▶ **Problem to solve**: The listing below should be copied in full, word for word.

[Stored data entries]

◆ ◆ ◆ ◆ ◆ ◆ ◆

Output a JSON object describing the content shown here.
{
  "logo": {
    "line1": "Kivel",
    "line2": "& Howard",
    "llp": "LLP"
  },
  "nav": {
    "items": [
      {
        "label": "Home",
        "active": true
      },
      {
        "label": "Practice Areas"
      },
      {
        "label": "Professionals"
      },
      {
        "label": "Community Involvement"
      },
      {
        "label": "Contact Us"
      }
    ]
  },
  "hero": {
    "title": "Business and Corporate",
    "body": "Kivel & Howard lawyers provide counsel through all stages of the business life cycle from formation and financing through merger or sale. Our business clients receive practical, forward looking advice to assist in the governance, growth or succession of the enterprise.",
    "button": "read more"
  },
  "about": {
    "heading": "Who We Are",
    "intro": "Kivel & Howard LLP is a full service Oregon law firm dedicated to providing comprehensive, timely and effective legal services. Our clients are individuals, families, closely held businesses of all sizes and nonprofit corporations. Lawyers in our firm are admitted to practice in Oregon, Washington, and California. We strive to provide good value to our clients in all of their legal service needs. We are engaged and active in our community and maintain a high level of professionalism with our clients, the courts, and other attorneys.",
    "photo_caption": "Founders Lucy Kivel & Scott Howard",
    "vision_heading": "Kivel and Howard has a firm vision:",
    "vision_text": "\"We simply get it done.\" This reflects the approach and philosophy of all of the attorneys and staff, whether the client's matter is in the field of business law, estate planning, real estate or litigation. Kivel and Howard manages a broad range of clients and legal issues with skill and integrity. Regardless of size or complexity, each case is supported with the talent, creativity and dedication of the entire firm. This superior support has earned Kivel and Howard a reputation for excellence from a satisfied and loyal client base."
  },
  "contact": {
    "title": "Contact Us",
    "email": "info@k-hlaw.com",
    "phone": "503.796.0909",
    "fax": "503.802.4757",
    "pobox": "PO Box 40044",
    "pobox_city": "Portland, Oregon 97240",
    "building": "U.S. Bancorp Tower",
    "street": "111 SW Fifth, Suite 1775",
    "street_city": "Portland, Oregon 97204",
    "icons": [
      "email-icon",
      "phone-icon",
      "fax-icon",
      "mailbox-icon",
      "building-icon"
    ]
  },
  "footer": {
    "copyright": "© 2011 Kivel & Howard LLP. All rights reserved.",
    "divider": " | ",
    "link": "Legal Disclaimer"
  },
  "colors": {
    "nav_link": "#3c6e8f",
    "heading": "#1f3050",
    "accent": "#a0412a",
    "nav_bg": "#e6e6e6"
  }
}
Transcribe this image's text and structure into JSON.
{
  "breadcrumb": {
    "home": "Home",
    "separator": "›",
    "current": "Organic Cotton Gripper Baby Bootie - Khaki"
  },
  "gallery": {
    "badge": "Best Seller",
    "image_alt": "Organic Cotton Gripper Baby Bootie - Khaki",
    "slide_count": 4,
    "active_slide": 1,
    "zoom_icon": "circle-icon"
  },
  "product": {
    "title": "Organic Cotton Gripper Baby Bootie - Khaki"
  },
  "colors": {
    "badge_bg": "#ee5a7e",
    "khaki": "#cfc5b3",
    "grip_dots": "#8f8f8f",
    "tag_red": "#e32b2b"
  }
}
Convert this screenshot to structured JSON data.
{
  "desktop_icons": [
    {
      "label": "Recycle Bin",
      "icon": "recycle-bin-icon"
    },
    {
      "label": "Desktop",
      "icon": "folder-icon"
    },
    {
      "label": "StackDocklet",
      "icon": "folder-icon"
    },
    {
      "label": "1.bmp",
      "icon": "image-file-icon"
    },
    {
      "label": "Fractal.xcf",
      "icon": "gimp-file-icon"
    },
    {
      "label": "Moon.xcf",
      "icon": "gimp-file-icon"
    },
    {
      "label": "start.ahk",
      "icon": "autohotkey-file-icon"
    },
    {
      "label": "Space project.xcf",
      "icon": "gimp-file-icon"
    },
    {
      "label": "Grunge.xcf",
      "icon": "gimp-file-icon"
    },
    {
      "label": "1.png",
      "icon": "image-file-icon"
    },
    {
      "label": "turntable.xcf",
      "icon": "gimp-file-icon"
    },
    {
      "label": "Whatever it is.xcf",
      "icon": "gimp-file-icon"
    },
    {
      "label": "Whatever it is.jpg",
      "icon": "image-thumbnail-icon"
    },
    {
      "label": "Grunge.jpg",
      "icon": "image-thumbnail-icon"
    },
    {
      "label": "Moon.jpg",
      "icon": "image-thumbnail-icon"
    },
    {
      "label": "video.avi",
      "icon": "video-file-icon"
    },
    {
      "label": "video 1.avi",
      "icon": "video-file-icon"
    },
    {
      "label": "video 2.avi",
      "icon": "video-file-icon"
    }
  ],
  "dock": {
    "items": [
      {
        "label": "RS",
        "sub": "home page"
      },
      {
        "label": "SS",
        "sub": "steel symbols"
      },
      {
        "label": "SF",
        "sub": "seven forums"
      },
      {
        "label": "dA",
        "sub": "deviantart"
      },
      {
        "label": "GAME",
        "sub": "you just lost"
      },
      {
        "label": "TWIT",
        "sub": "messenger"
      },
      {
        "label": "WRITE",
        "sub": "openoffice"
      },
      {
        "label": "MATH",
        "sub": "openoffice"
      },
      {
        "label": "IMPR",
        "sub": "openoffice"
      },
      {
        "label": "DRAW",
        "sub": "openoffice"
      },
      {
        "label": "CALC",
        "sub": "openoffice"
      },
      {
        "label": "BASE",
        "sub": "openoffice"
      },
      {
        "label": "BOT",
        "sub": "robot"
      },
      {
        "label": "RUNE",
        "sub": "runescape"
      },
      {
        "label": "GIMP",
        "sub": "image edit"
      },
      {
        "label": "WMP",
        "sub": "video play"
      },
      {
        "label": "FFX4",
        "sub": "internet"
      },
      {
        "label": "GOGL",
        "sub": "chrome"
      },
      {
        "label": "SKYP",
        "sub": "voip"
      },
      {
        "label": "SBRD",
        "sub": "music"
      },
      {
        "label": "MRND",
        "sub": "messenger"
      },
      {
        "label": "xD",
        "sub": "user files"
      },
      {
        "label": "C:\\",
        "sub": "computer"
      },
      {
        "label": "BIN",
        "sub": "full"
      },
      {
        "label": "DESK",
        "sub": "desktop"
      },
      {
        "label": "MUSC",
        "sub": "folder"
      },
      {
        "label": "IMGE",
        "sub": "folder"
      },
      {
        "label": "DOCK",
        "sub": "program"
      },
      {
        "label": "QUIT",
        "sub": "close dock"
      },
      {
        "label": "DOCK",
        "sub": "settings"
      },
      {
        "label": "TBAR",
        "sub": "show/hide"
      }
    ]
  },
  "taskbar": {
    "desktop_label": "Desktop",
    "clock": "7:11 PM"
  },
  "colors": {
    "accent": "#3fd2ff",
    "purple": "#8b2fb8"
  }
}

◆ ◆ ◆ ◆ ◆ ◆ ◆

▶ **Right answer**:
Output a JSON object describing the content shown here.
{
  "logo": {
    "line1": "Kivel",
    "line2": "& Howard",
    "llp": "LLP"
  },
  "nav": {
    "items": [
      {
        "label": "Home",
        "active": true
      },
      {
        "label": "Practice Areas"
      },
      {
        "label": "Professionals"
      },
      {
        "label": "Community Involvement"
      },
      {
        "label": "Contact Us"
      }
    ]
  },
  "hero": {
    "title": "Business and Corporate",
    "body": "Kivel & Howard lawyers provide counsel through all stages of the business life cycle from formation and financing through merger or sale. Our business clients receive practical, forward looking advice to assist in the governance, growth or succession of the enterprise.",
    "button": "read more"
  },
  "about": {
    "heading": "Who We Are",
    "intro": "Kivel & Howard LLP is a full service Oregon law firm dedicated to providing comprehensive, timely and effective legal services. Our clients are individuals, families, closely held businesses of all sizes and nonprofit corporations. Lawyers in our firm are admitted to practice in Oregon, Washington, and California. We strive to provide good value to our clients in all of their legal service needs. We are engaged and active in our community and maintain a high level of professionalism with our clients, the courts, and other attorneys.",
    "photo_caption": "Founders Lucy Kivel & Scott Howard",
    "vision_heading": "Kivel and Howard has a firm vision:",
    "vision_text": "\"We simply get it done.\" This reflects the approach and philosophy of all of the attorneys and staff, whether the client's matter is in the field of business law, estate planning, real estate or litigation. Kivel and Howard manages a broad range of clients and legal issues with skill and integrity. Regardless of size or complexity, each case is supported with the talent, creativity and dedication of the entire firm. This superior support has earned Kivel and Howard a reputation for excellence from a satisfied and loyal client base."
  },
  "contact": {
    "title": "Contact Us",
    "email": "info@k-hlaw.com",
    "phone": "503.796.0909",
    "fax": "503.802.4757",
    "pobox": "PO Box 40044",
    "pobox_city": "Portland, Oregon 97240",
    "building": "U.S. Bancorp Tower",
    "street": "111 SW Fifth, Suite 1775",
    "street_city": "Portland, Oregon 97204",
    "icons": [
      "email-icon",
      "phone-icon",
      "fax-icon",
      "mailbox-icon",
      "building-icon"
    ]
  },
  "footer": {
    "copyright": "© 2011 Kivel & Howard LLP. All rights reserved.",
    "divider": " | ",
    "link": "Legal Disclaimer"
  },
  "colors": {
    "nav_link": "#3c6e8f",
    "heading": "#1f3050",
    "accent": "#a0412a",
    "nav_bg": "#e6e6e6"
  }
}
Transcribe this image's text and structure into JSON.
{
  "breadcrumb": {
    "home": "Home",
    "separator": "›",
    "current": "Organic Cotton Gripper Baby Bootie - Khaki"
  },
  "gallery": {
    "badge": "Best Seller",
    "image_alt": "Organic Cotton Gripper Baby Bootie - Khaki",
    "slide_count": 4,
    "active_slide": 1,
    "zoom_icon": "circle-icon"
  },
  "product": {
    "title": "Organic Cotton Gripper Baby Bootie - Khaki"
  },
  "colors": {
    "badge_bg": "#ee5a7e",
    "khaki": "#cfc5b3",
    "grip_dots": "#8f8f8f",
    "tag_red": "#e32b2b"
  }
}
Convert this screenshot to structured JSON data.
{
  "desktop_icons": [
    {
      "label": "Recycle Bin",
      "icon": "recycle-bin-icon"
    },
    {
      "label": "Desktop",
      "icon": "folder-icon"
    },
    {
      "label": "StackDocklet",
      "icon": "folder-icon"
    },
    {
      "label": "1.bmp",
      "icon": "image-file-icon"
    },
    {
      "label": "Fractal.xcf",
      "icon": "gimp-file-icon"
    },
    {
      "label": "Moon.xcf",
      "icon": "gimp-file-icon"
    },
    {
      "label": "start.ahk",
      "icon": "autohotkey-file-icon"
    },
    {
      "label": "Space project.xcf",
      "icon": "gimp-file-icon"
    },
    {
      "label": "Grunge.xcf",
      "icon": "gimp-file-icon"
    },
    {
      "label": "1.png",
      "icon": "image-file-icon"
    },
    {
      "label": "turntable.xcf",
      "icon": "gimp-file-icon"
    },
    {
      "label": "Whatever it is.xcf",
      "icon": "gimp-file-icon"
    },
    {
      "label": "Whatever it is.jpg",
      "icon": "image-thumbnail-icon"
    },
    {
      "label": "Grunge.jpg",
      "icon": "image-thumbnail-icon"
    },
    {
      "label": "Moon.jpg",
      "icon": "image-thumbnail-icon"
    },
    {
      "label": "video.avi",
      "icon": "video-file-icon"
    },
    {
      "label": "video 1.avi",
      "icon": "video-file-icon"
    },
    {
      "label": "video 2.avi",
      "icon": "video-file-icon"
    }
  ],
  "dock": {
    "items": [
      {
        "label": "RS",
        "sub": "home page"
      },
      {
        "label": "SS",
        "sub": "steel symbols"
      },
      {
        "label": "SF",
        "sub": "seven forums"
      },
      {
        "label": "dA",
        "sub": "deviantart"
      },
      {
        "label": "GAME",
        "sub": "you just lost"
      },
      {
        "label": "TWIT",
        "sub": "messenger"
      },
      {
        "label": "WRITE",
        "sub": "openoffice"
      },
      {
        "label": "MATH",
        "sub": "openoffice"
      },
      {
        "label": "IMPR",
        "sub": "openoffice"
      },
      {
        "label": "DRAW",
        "sub": "openoffice"
      },
      {
        "label": "CALC",
        "sub": "openoffice"
      },
      {
        "label": "BASE",
        "sub": "openoffice"
      },
      {
        "label": "BOT",
        "sub": "robot"
      },
      {
        "label": "RUNE",
        "sub": "runescape"
      },
      {
        "label": "GIMP",
        "sub": "image edit"
      },
      {
        "label": "WMP",
        "sub": "video play"
      },
      {
        "label": "FFX4",
        "sub": "internet"
      },
      {
        "label": "GOGL",
        "sub": "chrome"
      },
      {
        "label": "SKYP",
        "sub": "voip"
      },
      {
        "label": "SBRD",
        "sub": "music"
      },
      {
        "label": "MRND",
        "sub": "messenger"
      },
      {
        "label": "xD",
        "sub": "user files"
      },
      {
        "label": "C:\\",
        "sub": "computer"
      },
      {
        "label": "BIN",
        "sub": "full"
      },
      {
        "label": "DESK",
        "sub": "desktop"
      },
      {
        "label": "MUSC",
        "sub": "folder"
      },
      {
        "label": "IMGE",
        "sub": "folder"
      },
      {
        "label": "DOCK",
        "sub": "program"
      },
      {
        "label": "QUIT",
        "sub": "close dock"
      },
      {
        "label": "DOCK",
        "sub": "settings"
      },
      {
        "label": "TBAR",
        "sub": "show/hide"
      }
    ]
  },
  "taskbar": {
    "desktop_label": "Desktop",
    "clock": "7:11 PM"
  },
  "colors": {
    "accent": "#3fd2ff",
    "purple": "#8b2fb8"
  }
}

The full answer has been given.